● **RECORDS PROVIDED**:
----------------
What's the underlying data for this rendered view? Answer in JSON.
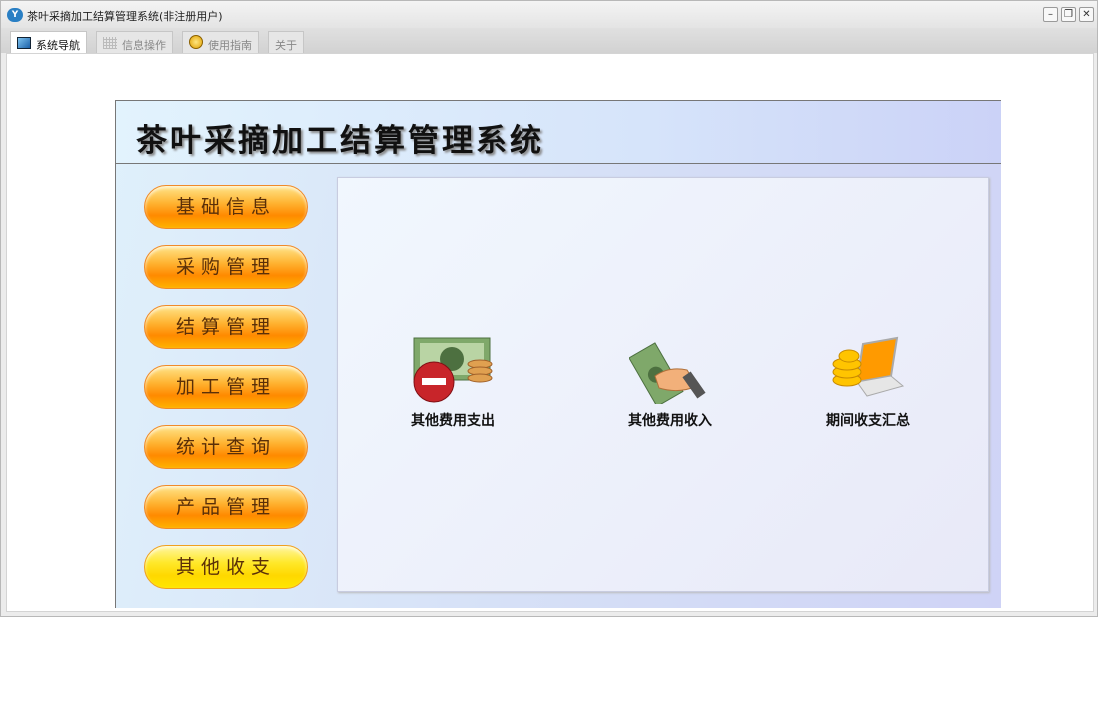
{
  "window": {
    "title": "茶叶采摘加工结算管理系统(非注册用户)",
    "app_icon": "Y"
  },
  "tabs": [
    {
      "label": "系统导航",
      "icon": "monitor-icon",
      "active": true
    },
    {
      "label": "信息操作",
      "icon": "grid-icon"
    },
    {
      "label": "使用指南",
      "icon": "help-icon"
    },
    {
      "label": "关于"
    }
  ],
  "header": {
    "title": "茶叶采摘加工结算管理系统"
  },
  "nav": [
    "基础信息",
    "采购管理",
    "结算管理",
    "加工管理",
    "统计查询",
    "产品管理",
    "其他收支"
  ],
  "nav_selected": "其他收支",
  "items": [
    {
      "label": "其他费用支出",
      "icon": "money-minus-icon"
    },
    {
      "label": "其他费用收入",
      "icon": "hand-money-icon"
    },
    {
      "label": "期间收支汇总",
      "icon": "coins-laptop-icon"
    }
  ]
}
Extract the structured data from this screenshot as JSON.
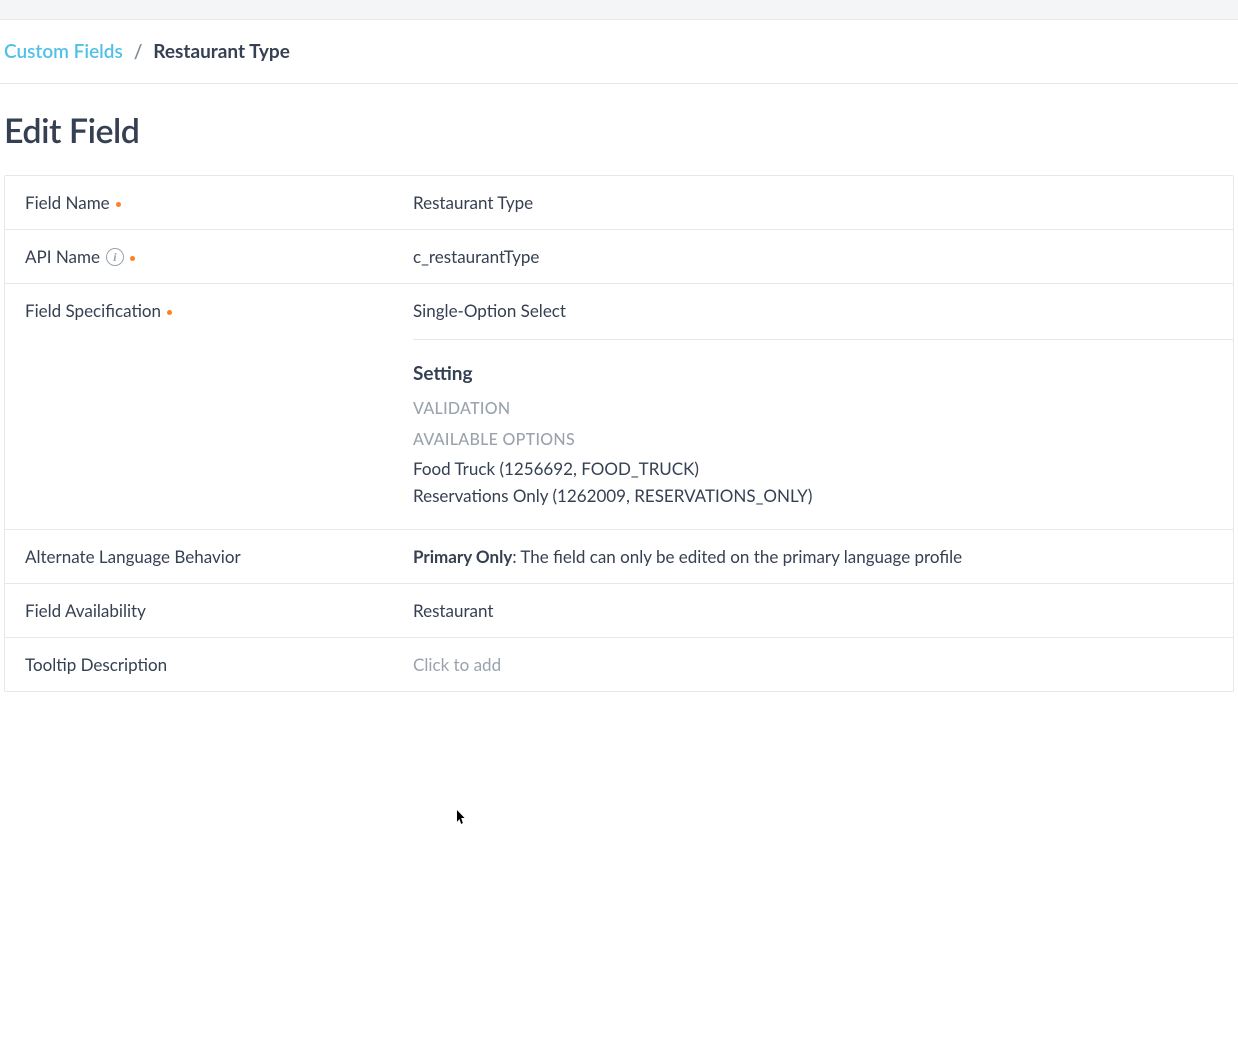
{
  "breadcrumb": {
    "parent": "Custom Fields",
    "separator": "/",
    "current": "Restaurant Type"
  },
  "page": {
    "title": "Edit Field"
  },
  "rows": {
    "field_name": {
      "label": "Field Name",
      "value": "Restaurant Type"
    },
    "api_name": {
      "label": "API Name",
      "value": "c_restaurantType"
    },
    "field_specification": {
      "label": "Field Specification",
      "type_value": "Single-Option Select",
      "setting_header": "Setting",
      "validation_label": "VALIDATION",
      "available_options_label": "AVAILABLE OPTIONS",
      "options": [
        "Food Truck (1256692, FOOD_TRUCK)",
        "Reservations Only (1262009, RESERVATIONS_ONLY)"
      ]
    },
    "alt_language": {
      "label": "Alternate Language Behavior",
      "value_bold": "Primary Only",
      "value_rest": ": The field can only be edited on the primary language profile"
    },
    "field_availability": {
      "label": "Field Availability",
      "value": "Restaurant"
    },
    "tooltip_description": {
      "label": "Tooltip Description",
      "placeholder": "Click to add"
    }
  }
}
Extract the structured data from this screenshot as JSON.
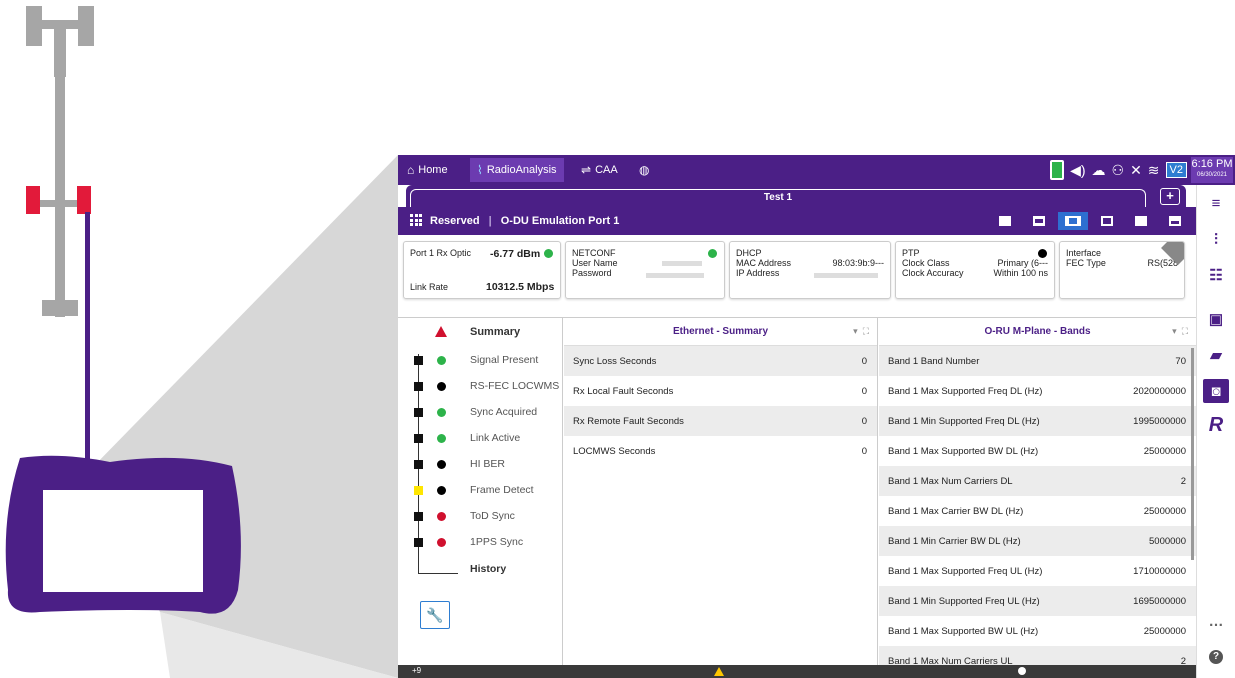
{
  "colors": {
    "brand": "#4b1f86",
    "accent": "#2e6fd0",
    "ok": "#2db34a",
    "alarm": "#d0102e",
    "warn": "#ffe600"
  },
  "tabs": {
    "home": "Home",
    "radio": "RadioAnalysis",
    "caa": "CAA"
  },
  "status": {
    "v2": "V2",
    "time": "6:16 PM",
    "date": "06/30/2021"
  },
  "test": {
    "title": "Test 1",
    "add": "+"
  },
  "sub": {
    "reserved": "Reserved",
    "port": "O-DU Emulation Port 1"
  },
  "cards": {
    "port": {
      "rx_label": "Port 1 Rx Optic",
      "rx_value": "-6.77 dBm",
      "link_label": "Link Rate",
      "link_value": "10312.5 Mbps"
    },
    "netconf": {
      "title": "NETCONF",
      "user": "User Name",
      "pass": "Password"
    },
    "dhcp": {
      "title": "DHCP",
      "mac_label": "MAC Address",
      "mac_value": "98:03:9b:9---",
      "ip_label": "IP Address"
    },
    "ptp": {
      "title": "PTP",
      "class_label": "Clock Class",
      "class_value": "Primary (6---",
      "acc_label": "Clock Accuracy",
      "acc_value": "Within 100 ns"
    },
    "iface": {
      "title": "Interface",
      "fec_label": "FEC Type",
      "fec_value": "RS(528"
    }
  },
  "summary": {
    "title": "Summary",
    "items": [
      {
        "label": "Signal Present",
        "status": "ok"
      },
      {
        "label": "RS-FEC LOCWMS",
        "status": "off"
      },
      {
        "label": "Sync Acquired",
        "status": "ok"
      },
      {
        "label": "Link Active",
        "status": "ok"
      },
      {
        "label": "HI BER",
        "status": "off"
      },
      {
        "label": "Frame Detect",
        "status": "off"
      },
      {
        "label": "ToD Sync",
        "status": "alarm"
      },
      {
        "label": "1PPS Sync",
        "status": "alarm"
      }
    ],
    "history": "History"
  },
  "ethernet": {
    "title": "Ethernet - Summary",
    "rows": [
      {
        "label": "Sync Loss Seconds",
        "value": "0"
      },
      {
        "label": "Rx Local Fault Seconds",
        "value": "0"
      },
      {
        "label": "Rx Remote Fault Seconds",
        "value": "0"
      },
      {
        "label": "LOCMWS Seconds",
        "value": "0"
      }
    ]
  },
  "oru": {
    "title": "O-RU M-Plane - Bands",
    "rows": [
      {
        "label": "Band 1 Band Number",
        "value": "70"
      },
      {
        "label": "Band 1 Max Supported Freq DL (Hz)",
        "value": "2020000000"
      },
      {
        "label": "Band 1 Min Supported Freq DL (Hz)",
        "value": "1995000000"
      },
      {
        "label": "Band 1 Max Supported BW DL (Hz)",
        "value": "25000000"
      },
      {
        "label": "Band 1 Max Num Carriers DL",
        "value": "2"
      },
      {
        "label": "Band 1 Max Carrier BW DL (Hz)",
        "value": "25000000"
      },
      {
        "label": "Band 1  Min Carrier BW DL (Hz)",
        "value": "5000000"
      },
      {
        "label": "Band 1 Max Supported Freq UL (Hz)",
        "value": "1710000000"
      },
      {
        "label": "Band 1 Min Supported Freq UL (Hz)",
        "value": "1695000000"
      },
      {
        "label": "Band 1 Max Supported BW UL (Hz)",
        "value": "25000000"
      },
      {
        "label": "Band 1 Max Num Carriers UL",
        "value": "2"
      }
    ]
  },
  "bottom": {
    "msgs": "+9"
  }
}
----------------
● **SHORT EXERCISE**:
Copy every line from the entries that contains the word "Supported".

● **COMPLETE OUTPUT**:
        "label": "Band 1 Max Supported Freq DL (Hz)",
        "label": "Band 1 Min Supported Freq DL (Hz)",
        "label": "Band 1 Max Supported BW DL (Hz)",
        "label": "Band 1 Max Supported Freq UL (Hz)",
        "label": "Band 1 Min Supported Freq UL (Hz)",
        "label": "Band 1 Max Supported BW UL (Hz)",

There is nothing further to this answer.